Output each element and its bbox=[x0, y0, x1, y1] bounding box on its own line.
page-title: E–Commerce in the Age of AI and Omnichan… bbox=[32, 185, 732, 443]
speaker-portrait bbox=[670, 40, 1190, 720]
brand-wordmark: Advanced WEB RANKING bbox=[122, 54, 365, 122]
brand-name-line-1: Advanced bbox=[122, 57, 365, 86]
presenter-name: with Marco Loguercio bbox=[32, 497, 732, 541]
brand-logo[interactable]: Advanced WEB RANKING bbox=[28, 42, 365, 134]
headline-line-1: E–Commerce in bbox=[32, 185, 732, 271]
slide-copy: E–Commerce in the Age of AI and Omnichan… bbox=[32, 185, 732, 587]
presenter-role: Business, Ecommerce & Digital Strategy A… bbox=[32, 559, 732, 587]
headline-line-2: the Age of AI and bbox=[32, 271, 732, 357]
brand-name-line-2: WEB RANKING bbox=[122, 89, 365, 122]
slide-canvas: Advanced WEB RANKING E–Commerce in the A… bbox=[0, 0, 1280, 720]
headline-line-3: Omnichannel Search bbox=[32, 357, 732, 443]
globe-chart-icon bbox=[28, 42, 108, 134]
....
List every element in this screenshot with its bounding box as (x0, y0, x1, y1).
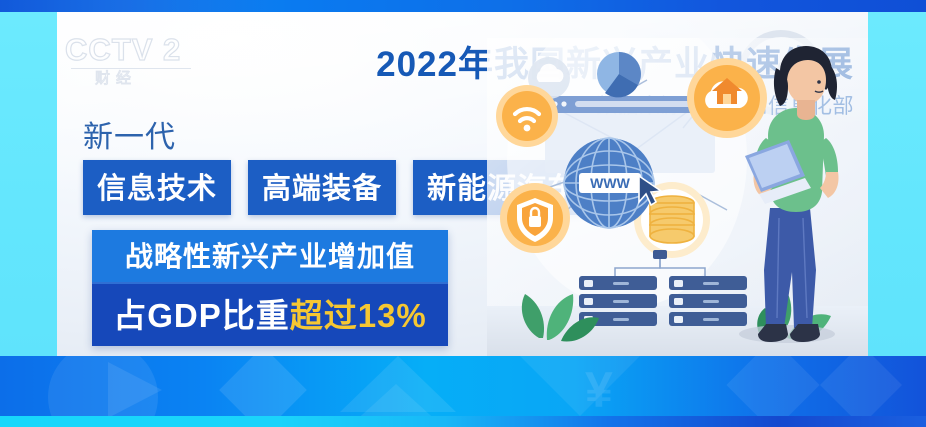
....
Aufgabenstellung:
Gib die Zeilen von der Zeile mit „Output each element“ bis zur Zeile mit „globe-chart-icon bbox=[28, 42, 108, 134]“ noch einmal wieder und ersetze darin „presenter-name“ durch „speaker-name“. Alles Übrige bleibt unverändert.

Schriftliche Antwort:
Output each element and its bbox=[x0, y0, x1, y1] bounding box on its own line.
page-title: E–Commerce in the Age of AI and Omnichan… bbox=[32, 185, 732, 443]
speaker-portrait bbox=[670, 40, 1190, 720]
brand-wordmark: Advanced WEB RANKING bbox=[122, 54, 365, 122]
brand-name-line-1: Advanced bbox=[122, 57, 365, 86]
speaker-name: with Marco Loguercio bbox=[32, 497, 732, 541]
brand-logo[interactable]: Advanced WEB RANKING bbox=[28, 42, 365, 134]
headline-line-1: E–Commerce in bbox=[32, 185, 732, 271]
slide-copy: E–Commerce in the Age of AI and Omnichan… bbox=[32, 185, 732, 587]
presenter-role: Business, Ecommerce & Digital Strategy A… bbox=[32, 559, 732, 587]
headline-line-2: the Age of AI and bbox=[32, 271, 732, 357]
brand-name-line-2: WEB RANKING bbox=[122, 89, 365, 122]
slide-canvas: Advanced WEB RANKING E–Commerce in the A… bbox=[0, 0, 1280, 720]
headline-line-3: Omnichannel Search bbox=[32, 357, 732, 443]
globe-chart-icon bbox=[28, 42, 108, 134]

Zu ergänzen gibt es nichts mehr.